> **TASK DATA**:
========================================

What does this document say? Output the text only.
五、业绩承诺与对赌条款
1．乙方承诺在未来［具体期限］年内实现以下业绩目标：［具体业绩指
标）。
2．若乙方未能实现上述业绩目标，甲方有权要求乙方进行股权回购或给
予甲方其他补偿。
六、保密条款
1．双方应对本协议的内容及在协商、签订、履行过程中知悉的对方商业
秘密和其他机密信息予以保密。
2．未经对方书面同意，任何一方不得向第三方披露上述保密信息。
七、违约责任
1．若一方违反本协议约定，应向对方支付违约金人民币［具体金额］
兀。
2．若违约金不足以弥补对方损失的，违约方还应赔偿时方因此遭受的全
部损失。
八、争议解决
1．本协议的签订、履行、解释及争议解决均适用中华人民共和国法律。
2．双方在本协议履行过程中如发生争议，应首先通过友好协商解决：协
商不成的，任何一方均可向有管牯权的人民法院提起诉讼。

========================================

> **CHALLENGE**: Pull out each record as written and restate it exactly.

> **SOLUTION TO THE PROBLEM**:
What does this document say? Output the text only.
五、业绩承诺与对赌条款
1．乙方承诺在未来［具体期限］年内实现以下业绩目标：［具体业绩指
标）。
2．若乙方未能实现上述业绩目标，甲方有权要求乙方进行股权回购或给
予甲方其他补偿。
六、保密条款
1．双方应对本协议的内容及在协商、签订、履行过程中知悉的对方商业
秘密和其他机密信息予以保密。
2．未经对方书面同意，任何一方不得向第三方披露上述保密信息。
七、违约责任
1．若一方违反本协议约定，应向对方支付违约金人民币［具体金额］
兀。
2．若违约金不足以弥补对方损失的，违约方还应赔偿时方因此遭受的全
部损失。
八、争议解决
1．本协议的签订、履行、解释及争议解决均适用中华人民共和国法律。
2．双方在本协议履行过程中如发生争议，应首先通过友好协商解决：协
商不成的，任何一方均可向有管牯权的人民法院提起诉讼。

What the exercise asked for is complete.